• _Provided records_:
++++

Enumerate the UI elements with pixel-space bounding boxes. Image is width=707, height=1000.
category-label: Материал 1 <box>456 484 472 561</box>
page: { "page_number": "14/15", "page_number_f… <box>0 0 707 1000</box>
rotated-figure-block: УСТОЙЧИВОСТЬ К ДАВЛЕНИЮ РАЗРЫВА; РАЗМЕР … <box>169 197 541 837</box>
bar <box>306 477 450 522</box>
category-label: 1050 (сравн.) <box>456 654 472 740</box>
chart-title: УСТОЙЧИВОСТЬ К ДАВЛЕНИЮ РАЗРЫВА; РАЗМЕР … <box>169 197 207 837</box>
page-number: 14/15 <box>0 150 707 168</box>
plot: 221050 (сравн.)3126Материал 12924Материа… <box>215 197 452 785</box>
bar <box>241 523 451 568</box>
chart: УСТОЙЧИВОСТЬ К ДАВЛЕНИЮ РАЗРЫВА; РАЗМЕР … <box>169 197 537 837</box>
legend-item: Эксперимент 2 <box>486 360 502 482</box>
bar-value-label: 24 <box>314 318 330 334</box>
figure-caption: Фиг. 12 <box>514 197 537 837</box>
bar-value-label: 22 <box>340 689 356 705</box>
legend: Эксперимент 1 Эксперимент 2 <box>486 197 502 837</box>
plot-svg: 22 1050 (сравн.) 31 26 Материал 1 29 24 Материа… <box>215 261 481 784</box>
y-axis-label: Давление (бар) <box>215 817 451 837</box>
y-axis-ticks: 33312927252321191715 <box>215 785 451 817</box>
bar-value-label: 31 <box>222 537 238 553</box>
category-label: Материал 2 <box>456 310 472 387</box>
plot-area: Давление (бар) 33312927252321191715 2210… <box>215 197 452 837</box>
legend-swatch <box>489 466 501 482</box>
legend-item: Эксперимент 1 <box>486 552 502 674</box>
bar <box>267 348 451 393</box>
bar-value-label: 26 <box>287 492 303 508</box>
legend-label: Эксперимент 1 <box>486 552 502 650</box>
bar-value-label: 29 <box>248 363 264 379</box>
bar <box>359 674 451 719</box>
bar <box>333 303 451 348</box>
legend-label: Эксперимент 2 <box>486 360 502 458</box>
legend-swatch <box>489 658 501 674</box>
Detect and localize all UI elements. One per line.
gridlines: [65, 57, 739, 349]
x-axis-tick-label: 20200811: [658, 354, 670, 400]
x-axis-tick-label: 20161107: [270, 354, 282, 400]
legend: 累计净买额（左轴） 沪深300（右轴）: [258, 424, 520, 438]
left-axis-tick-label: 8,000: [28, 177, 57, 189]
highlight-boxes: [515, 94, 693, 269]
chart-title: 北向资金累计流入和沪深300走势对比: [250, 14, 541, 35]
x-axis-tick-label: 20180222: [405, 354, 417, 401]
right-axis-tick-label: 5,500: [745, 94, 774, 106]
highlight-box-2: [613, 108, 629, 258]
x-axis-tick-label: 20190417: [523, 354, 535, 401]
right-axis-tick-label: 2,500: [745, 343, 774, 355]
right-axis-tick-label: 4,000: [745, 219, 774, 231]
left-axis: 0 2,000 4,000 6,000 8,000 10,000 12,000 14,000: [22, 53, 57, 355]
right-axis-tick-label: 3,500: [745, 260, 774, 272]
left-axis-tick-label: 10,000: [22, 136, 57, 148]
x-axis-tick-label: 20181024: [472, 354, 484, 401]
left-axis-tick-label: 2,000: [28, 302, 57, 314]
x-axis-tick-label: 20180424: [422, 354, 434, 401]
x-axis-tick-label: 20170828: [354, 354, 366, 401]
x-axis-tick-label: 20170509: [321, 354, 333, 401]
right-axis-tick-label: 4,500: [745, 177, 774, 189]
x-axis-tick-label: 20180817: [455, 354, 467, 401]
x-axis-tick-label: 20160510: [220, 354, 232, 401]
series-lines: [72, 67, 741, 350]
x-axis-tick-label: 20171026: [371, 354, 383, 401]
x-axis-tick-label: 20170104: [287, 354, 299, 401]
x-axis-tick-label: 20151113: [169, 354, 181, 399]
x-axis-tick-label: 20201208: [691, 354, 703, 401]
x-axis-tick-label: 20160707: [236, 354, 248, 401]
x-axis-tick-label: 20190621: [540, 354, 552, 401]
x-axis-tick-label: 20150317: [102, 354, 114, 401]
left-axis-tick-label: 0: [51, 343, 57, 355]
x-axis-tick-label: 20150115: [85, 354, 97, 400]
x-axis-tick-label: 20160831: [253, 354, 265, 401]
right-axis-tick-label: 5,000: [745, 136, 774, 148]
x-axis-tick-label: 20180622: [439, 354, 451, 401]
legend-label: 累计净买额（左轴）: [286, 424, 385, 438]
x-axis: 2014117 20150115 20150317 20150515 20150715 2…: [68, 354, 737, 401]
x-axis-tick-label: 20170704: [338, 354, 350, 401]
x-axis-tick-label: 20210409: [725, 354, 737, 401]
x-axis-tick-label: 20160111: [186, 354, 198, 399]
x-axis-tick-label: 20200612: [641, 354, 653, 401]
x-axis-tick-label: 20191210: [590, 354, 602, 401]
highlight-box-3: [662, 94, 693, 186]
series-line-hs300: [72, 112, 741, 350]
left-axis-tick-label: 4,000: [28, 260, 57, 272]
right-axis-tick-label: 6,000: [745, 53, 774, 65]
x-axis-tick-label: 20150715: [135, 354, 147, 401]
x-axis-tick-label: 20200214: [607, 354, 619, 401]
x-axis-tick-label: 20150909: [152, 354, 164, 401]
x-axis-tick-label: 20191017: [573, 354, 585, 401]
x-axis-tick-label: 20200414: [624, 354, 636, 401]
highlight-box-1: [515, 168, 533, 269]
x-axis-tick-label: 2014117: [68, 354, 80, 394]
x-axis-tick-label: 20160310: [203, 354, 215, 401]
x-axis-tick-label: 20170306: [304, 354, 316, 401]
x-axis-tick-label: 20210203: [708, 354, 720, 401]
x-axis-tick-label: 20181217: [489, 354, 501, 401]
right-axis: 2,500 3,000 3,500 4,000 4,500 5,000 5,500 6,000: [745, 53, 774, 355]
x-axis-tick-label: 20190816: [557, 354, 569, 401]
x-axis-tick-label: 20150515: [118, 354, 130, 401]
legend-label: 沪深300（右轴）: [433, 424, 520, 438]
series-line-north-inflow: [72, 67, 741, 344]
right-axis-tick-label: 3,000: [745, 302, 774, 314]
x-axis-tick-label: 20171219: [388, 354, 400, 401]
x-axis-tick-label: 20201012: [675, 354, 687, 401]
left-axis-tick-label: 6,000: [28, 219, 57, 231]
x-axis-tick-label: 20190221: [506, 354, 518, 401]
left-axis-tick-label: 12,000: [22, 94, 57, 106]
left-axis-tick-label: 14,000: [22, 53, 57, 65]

++++

• _Problem requirements_: Switch "rotated-figure-block" to "figure-block" in the stretch from the start of the data through the line containing "bar <box>306 477 450 522</box>", and give those lines again with nothing else changed.

• _Answer_:
Enumerate the UI elements with pixel-space bounding boxes. Image is width=707, height=1000.
category-label: Материал 1 <box>456 484 472 561</box>
page: { "page_number": "14/15", "page_number_f… <box>0 0 707 1000</box>
figure-block: УСТОЙЧИВОСТЬ К ДАВЛЕНИЮ РАЗРЫВА; РАЗМЕР … <box>169 197 541 837</box>
bar <box>306 477 450 522</box>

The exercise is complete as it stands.